Problem to work on: Below are the records; copy each line in them that holds the word "mare".

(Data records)
>>
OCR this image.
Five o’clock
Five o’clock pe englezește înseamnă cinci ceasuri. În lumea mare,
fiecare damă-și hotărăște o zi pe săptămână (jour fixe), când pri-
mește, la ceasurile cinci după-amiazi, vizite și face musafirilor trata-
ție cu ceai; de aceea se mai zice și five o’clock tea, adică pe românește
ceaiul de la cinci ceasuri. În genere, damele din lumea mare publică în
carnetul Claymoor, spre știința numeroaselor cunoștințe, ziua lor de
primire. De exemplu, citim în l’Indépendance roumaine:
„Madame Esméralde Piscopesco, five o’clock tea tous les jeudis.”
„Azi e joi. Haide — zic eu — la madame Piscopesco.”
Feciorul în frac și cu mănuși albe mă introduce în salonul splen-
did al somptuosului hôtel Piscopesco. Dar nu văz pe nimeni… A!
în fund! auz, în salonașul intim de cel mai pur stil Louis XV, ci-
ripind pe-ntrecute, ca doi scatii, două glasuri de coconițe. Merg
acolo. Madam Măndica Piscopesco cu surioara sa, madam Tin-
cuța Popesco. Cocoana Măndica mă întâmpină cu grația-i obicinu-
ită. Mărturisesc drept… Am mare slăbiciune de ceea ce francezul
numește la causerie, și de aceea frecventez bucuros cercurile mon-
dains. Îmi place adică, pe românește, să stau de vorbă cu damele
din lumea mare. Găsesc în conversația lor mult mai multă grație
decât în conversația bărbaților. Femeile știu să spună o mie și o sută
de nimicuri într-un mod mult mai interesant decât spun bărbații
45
<<
Correct response:
Five o’clock pe englezește înseamnă cinci ceasuri. În lumea mare,
ceaiul de la cinci ceasuri. În genere, damele din lumea mare publică în
ită. Mărturisesc drept… Am mare slăbiciune de ceea ce francezul
din lumea mare. Găsesc în conversația lor mult mai multă grație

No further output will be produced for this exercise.